What to produce. Find every line containing the word "this" and report the count, nothing more.

··· Data to process ···

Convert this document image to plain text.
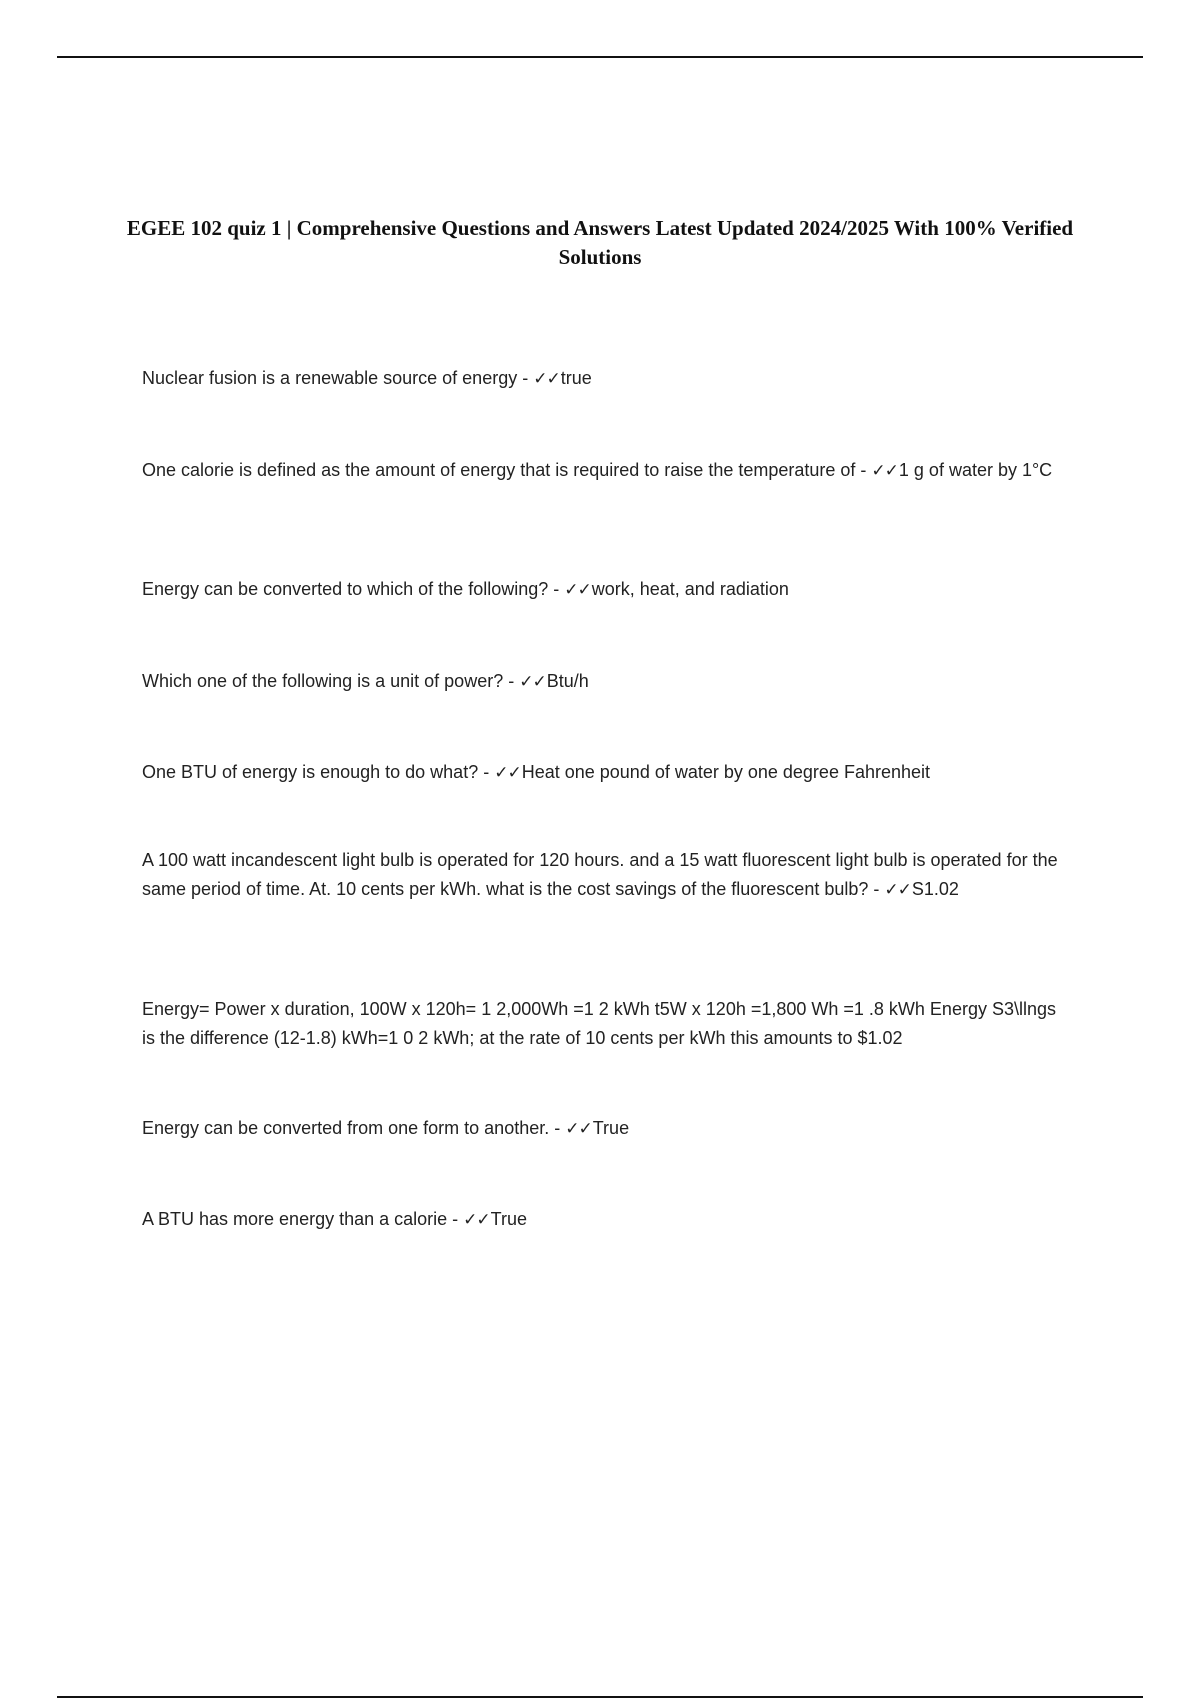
EGEE 102 quiz 1 | Comprehensive Questions and Answers Latest Updated 2024/2025 With 100% Verified Solutions

Nuclear fusion is a renewable source of energy - ✓✓true

One calorie is defined as the amount of energy that is required to raise the temperature of - ✓✓1 g of water by 1°C

Energy can be converted to which of the following? - ✓✓work, heat, and radiation

Which one of the following is a unit of power? - ✓✓Btu/h

One BTU of energy is enough to do what? - ✓✓Heat one pound of water by one degree Fahrenheit

A 100 watt incandescent light bulb is operated for 120 hours. and a 15 watt fluorescent light bulb is operated for the same period of time. At. 10 cents per kWh. what is the cost savings of the fluorescent bulb? - ✓✓S1.02

Energy= Power x duration, 100W x 120h= 1 2,000Wh =1 2 kWh t5W x 120h =1,800 Wh =1 .8 kWh Energy S3\llngs is the difference (12-1.8) kWh=1 0 2 kWh; at the rate of 10 cents per kWh this amounts to $1.02

Energy can be converted from one form to another. - ✓✓True

A BTU has more energy than a calorie - ✓✓True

···

Answer below. 2